## START RECORDS TO PROCESS

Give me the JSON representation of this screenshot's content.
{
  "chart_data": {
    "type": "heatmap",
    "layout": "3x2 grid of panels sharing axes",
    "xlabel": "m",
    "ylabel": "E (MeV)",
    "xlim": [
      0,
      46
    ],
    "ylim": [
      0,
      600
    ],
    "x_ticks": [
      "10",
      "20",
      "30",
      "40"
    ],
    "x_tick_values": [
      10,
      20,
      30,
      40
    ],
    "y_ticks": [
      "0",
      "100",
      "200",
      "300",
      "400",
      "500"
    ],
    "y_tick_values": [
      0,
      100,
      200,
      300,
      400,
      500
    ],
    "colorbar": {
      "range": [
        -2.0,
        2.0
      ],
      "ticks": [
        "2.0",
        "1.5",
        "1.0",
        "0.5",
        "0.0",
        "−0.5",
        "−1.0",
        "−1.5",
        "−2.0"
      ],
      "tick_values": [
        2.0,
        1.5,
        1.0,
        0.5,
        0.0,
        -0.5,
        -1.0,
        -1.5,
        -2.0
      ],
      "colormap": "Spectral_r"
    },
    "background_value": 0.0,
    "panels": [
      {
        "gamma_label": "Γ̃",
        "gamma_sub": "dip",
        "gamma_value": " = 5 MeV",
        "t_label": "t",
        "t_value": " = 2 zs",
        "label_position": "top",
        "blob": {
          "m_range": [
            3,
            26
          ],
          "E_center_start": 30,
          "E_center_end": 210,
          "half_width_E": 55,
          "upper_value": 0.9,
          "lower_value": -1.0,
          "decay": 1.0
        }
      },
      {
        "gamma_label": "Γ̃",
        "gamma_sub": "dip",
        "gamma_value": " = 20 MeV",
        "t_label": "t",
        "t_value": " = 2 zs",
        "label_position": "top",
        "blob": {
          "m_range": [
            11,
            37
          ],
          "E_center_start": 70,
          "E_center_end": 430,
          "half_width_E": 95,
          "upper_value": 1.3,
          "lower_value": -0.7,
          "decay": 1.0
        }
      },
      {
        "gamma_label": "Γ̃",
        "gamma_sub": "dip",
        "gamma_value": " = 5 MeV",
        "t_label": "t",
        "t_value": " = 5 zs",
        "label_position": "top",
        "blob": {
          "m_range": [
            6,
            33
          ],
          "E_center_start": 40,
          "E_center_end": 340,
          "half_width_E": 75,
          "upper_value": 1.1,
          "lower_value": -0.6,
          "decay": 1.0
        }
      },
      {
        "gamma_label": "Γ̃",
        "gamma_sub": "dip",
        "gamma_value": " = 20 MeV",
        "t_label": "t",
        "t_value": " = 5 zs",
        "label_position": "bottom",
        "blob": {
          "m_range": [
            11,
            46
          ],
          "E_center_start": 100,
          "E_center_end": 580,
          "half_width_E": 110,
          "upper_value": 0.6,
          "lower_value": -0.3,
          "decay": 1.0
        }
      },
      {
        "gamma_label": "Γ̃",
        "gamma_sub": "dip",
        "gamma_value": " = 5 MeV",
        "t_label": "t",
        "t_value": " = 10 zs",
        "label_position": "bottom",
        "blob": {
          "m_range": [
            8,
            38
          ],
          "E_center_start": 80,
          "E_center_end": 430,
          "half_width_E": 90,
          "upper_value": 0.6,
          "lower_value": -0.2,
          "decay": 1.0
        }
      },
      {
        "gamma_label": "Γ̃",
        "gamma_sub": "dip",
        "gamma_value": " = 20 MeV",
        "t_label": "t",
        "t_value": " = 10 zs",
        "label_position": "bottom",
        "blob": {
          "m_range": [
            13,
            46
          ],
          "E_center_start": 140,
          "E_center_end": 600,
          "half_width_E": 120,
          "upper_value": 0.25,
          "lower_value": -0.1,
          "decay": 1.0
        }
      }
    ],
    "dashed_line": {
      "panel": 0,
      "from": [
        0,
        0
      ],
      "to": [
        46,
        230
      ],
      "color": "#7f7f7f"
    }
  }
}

## END RECORDS TO PROCESS

GOAL → Return every record, word for word.

ANSWER TO THE TASK →
Give me the JSON representation of this screenshot's content.
{
  "chart_data": {
    "type": "heatmap",
    "layout": "3x2 grid of panels sharing axes",
    "xlabel": "m",
    "ylabel": "E (MeV)",
    "xlim": [
      0,
      46
    ],
    "ylim": [
      0,
      600
    ],
    "x_ticks": [
      "10",
      "20",
      "30",
      "40"
    ],
    "x_tick_values": [
      10,
      20,
      30,
      40
    ],
    "y_ticks": [
      "0",
      "100",
      "200",
      "300",
      "400",
      "500"
    ],
    "y_tick_values": [
      0,
      100,
      200,
      300,
      400,
      500
    ],
    "colorbar": {
      "range": [
        -2.0,
        2.0
      ],
      "ticks": [
        "2.0",
        "1.5",
        "1.0",
        "0.5",
        "0.0",
        "−0.5",
        "−1.0",
        "−1.5",
        "−2.0"
      ],
      "tick_values": [
        2.0,
        1.5,
        1.0,
        0.5,
        0.0,
        -0.5,
        -1.0,
        -1.5,
        -2.0
      ],
      "colormap": "Spectral_r"
    },
    "background_value": 0.0,
    "panels": [
      {
        "gamma_label": "Γ̃",
        "gamma_sub": "dip",
        "gamma_value": " = 5 MeV",
        "t_label": "t",
        "t_value": " = 2 zs",
        "label_position": "top",
        "blob": {
          "m_range": [
            3,
            26
          ],
          "E_center_start": 30,
          "E_center_end": 210,
          "half_width_E": 55,
          "upper_value": 0.9,
          "lower_value": -1.0,
          "decay": 1.0
        }
      },
      {
        "gamma_label": "Γ̃",
        "gamma_sub": "dip",
        "gamma_value": " = 20 MeV",
        "t_label": "t",
        "t_value": " = 2 zs",
        "label_position": "top",
        "blob": {
          "m_range": [
            11,
            37
          ],
          "E_center_start": 70,
          "E_center_end": 430,
          "half_width_E": 95,
          "upper_value": 1.3,
          "lower_value": -0.7,
          "decay": 1.0
        }
      },
      {
        "gamma_label": "Γ̃",
        "gamma_sub": "dip",
        "gamma_value": " = 5 MeV",
        "t_label": "t",
        "t_value": " = 5 zs",
        "label_position": "top",
        "blob": {
          "m_range": [
            6,
            33
          ],
          "E_center_start": 40,
          "E_center_end": 340,
          "half_width_E": 75,
          "upper_value": 1.1,
          "lower_value": -0.6,
          "decay": 1.0
        }
      },
      {
        "gamma_label": "Γ̃",
        "gamma_sub": "dip",
        "gamma_value": " = 20 MeV",
        "t_label": "t",
        "t_value": " = 5 zs",
        "label_position": "bottom",
        "blob": {
          "m_range": [
            11,
            46
          ],
          "E_center_start": 100,
          "E_center_end": 580,
          "half_width_E": 110,
          "upper_value": 0.6,
          "lower_value": -0.3,
          "decay": 1.0
        }
      },
      {
        "gamma_label": "Γ̃",
        "gamma_sub": "dip",
        "gamma_value": " = 5 MeV",
        "t_label": "t",
        "t_value": " = 10 zs",
        "label_position": "bottom",
        "blob": {
          "m_range": [
            8,
            38
          ],
          "E_center_start": 80,
          "E_center_end": 430,
          "half_width_E": 90,
          "upper_value": 0.6,
          "lower_value": -0.2,
          "decay": 1.0
        }
      },
      {
        "gamma_label": "Γ̃",
        "gamma_sub": "dip",
        "gamma_value": " = 20 MeV",
        "t_label": "t",
        "t_value": " = 10 zs",
        "label_position": "bottom",
        "blob": {
          "m_range": [
            13,
            46
          ],
          "E_center_start": 140,
          "E_center_end": 600,
          "half_width_E": 120,
          "upper_value": 0.25,
          "lower_value": -0.1,
          "decay": 1.0
        }
      }
    ],
    "dashed_line": {
      "panel": 0,
      "from": [
        0,
        0
      ],
      "to": [
        46,
        230
      ],
      "color": "#7f7f7f"
    }
  }
}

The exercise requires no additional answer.